- Problem details: Rewrite the listing below, changing "screenshot" to "screen capture" wherever it occurs and keeping every other line unchanged.

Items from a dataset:
* * * * * * *

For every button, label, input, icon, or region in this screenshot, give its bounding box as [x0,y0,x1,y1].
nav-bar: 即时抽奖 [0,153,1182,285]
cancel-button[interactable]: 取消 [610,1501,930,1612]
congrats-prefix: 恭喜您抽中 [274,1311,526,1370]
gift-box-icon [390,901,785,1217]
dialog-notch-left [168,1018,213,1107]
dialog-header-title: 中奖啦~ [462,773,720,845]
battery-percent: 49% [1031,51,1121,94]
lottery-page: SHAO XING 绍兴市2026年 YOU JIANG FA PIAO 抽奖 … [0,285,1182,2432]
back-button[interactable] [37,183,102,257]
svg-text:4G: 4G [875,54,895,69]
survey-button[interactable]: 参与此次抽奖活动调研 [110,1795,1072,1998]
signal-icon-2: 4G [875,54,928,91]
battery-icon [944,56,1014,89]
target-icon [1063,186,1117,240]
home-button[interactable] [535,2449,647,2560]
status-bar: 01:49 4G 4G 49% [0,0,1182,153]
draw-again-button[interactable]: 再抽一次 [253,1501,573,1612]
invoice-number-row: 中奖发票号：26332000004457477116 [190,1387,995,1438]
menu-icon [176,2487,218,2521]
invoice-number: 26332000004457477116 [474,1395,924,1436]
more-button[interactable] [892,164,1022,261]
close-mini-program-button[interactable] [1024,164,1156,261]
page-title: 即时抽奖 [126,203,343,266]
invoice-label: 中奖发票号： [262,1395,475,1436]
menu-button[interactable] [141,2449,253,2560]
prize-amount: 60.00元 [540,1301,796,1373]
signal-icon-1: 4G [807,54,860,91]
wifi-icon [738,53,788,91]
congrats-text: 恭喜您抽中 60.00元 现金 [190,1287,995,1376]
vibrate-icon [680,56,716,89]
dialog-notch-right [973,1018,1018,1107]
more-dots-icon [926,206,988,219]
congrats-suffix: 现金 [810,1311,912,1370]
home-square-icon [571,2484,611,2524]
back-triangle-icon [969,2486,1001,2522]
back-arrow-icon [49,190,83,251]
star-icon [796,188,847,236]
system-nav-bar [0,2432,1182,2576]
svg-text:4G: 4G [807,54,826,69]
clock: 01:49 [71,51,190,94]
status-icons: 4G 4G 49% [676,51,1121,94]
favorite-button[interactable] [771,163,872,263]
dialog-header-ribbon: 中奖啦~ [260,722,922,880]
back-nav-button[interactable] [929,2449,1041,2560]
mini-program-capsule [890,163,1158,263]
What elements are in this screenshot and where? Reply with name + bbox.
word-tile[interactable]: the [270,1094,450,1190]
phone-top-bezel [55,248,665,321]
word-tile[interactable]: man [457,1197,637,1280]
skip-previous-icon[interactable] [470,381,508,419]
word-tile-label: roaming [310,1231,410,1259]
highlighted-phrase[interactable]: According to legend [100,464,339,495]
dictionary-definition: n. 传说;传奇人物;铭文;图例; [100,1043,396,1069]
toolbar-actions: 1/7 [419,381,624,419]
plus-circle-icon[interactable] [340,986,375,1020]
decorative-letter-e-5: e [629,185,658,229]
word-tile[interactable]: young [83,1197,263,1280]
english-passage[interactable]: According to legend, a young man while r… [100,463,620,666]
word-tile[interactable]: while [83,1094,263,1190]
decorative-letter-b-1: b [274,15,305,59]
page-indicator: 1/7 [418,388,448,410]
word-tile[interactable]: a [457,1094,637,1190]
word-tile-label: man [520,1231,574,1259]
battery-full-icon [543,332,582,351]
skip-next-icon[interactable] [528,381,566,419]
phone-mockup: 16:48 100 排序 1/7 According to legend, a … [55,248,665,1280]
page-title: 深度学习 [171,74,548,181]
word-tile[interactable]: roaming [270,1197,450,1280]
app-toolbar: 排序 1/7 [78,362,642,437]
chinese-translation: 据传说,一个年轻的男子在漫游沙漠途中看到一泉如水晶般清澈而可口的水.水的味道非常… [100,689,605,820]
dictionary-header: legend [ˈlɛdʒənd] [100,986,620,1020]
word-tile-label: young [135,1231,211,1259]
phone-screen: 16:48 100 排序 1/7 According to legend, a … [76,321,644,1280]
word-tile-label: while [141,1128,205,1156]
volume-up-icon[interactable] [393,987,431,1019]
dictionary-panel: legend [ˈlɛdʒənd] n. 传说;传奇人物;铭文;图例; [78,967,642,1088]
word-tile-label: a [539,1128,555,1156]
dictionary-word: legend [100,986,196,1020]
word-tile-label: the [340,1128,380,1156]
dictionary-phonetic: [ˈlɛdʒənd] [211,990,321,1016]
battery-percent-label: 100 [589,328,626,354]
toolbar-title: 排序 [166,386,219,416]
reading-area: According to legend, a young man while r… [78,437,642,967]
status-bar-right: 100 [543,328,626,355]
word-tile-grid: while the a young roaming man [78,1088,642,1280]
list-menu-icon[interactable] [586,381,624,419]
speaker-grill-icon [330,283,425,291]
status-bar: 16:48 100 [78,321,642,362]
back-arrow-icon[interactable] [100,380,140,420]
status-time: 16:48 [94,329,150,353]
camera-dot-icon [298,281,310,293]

* * * * * * *

- Exercise response:
For every button, label, input, icon, or region in this screen capture, give its bounding box as [x0,y0,x1,y1].
nav-bar: 即时抽奖 [0,153,1182,285]
cancel-button[interactable]: 取消 [610,1501,930,1612]
congrats-prefix: 恭喜您抽中 [274,1311,526,1370]
gift-box-icon [390,901,785,1217]
dialog-notch-left [168,1018,213,1107]
dialog-header-title: 中奖啦~ [462,773,720,845]
battery-percent: 49% [1031,51,1121,94]
lottery-page: SHAO XING 绍兴市2026年 YOU JIANG FA PIAO 抽奖 … [0,285,1182,2432]
back-button[interactable] [37,183,102,257]
svg-text:4G: 4G [875,54,895,69]
survey-button[interactable]: 参与此次抽奖活动调研 [110,1795,1072,1998]
signal-icon-2: 4G [875,54,928,91]
battery-icon [944,56,1014,89]
target-icon [1063,186,1117,240]
home-button[interactable] [535,2449,647,2560]
status-bar: 01:49 4G 4G 49% [0,0,1182,153]
draw-again-button[interactable]: 再抽一次 [253,1501,573,1612]
invoice-number-row: 中奖发票号：26332000004457477116 [190,1387,995,1438]
menu-icon [176,2487,218,2521]
invoice-number: 26332000004457477116 [474,1395,924,1436]
more-button[interactable] [892,164,1022,261]
close-mini-program-button[interactable] [1024,164,1156,261]
page-title: 即时抽奖 [126,203,343,266]
invoice-label: 中奖发票号： [262,1395,475,1436]
menu-button[interactable] [141,2449,253,2560]
prize-amount: 60.00元 [540,1301,796,1373]
signal-icon-1: 4G [807,54,860,91]
wifi-icon [738,53,788,91]
congrats-text: 恭喜您抽中 60.00元 现金 [190,1287,995,1376]
vibrate-icon [680,56,716,89]
dialog-notch-right [973,1018,1018,1107]
more-dots-icon [926,206,988,219]
congrats-suffix: 现金 [810,1311,912,1370]
home-square-icon [571,2484,611,2524]
back-triangle-icon [969,2486,1001,2522]
back-arrow-icon [49,190,83,251]
star-icon [796,188,847,236]
system-nav-bar [0,2432,1182,2576]
svg-text:4G: 4G [807,54,826,69]
clock: 01:49 [71,51,190,94]
status-icons: 4G 4G 49% [676,51,1121,94]
favorite-button[interactable] [771,163,872,263]
dialog-header-ribbon: 中奖啦~ [260,722,922,880]
back-nav-button[interactable] [929,2449,1041,2560]
mini-program-capsule [890,163,1158,263]
What elements are in this screen capture and where? Reply with name + bbox.
word-tile[interactable]: the [270,1094,450,1190]
phone-top-bezel [55,248,665,321]
word-tile[interactable]: man [457,1197,637,1280]
skip-previous-icon[interactable] [470,381,508,419]
word-tile-label: roaming [310,1231,410,1259]
highlighted-phrase[interactable]: According to legend [100,464,339,495]
dictionary-definition: n. 传说;传奇人物;铭文;图例; [100,1043,396,1069]
toolbar-actions: 1/7 [419,381,624,419]
plus-circle-icon[interactable] [340,986,375,1020]
decorative-letter-e-5: e [629,185,658,229]
word-tile[interactable]: young [83,1197,263,1280]
english-passage[interactable]: According to legend, a young man while r… [100,463,620,666]
word-tile[interactable]: while [83,1094,263,1190]
decorative-letter-b-1: b [274,15,305,59]
page-indicator: 1/7 [418,388,448,410]
word-tile[interactable]: a [457,1094,637,1190]
word-tile-label: man [520,1231,574,1259]
battery-full-icon [543,332,582,351]
skip-next-icon[interactable] [528,381,566,419]
phone-mockup: 16:48 100 排序 1/7 According to legend, a … [55,248,665,1280]
page-title: 深度学习 [171,74,548,181]
word-tile[interactable]: roaming [270,1197,450,1280]
app-toolbar: 排序 1/7 [78,362,642,437]
chinese-translation: 据传说,一个年轻的男子在漫游沙漠途中看到一泉如水晶般清澈而可口的水.水的味道非常… [100,689,605,820]
dictionary-header: legend [ˈlɛdʒənd] [100,986,620,1020]
word-tile-label: young [135,1231,211,1259]
phone-screen: 16:48 100 排序 1/7 According to legend, a … [76,321,644,1280]
word-tile-label: while [141,1128,205,1156]
volume-up-icon[interactable] [393,987,431,1019]
dictionary-panel: legend [ˈlɛdʒənd] n. 传说;传奇人物;铭文;图例; [78,967,642,1088]
word-tile-label: a [539,1128,555,1156]
dictionary-word: legend [100,986,196,1020]
word-tile-label: the [340,1128,380,1156]
dictionary-phonetic: [ˈlɛdʒənd] [211,990,321,1016]
battery-percent-label: 100 [589,328,626,354]
toolbar-title: 排序 [166,386,219,416]
reading-area: According to legend, a young man while r… [78,437,642,967]
status-bar-right: 100 [543,328,626,355]
word-tile-grid: while the a young roaming man [78,1088,642,1280]
list-menu-icon[interactable] [586,381,624,419]
speaker-grill-icon [330,283,425,291]
status-bar: 16:48 100 [78,321,642,362]
back-arrow-icon[interactable] [100,380,140,420]
status-time: 16:48 [94,329,150,353]
camera-dot-icon [298,281,310,293]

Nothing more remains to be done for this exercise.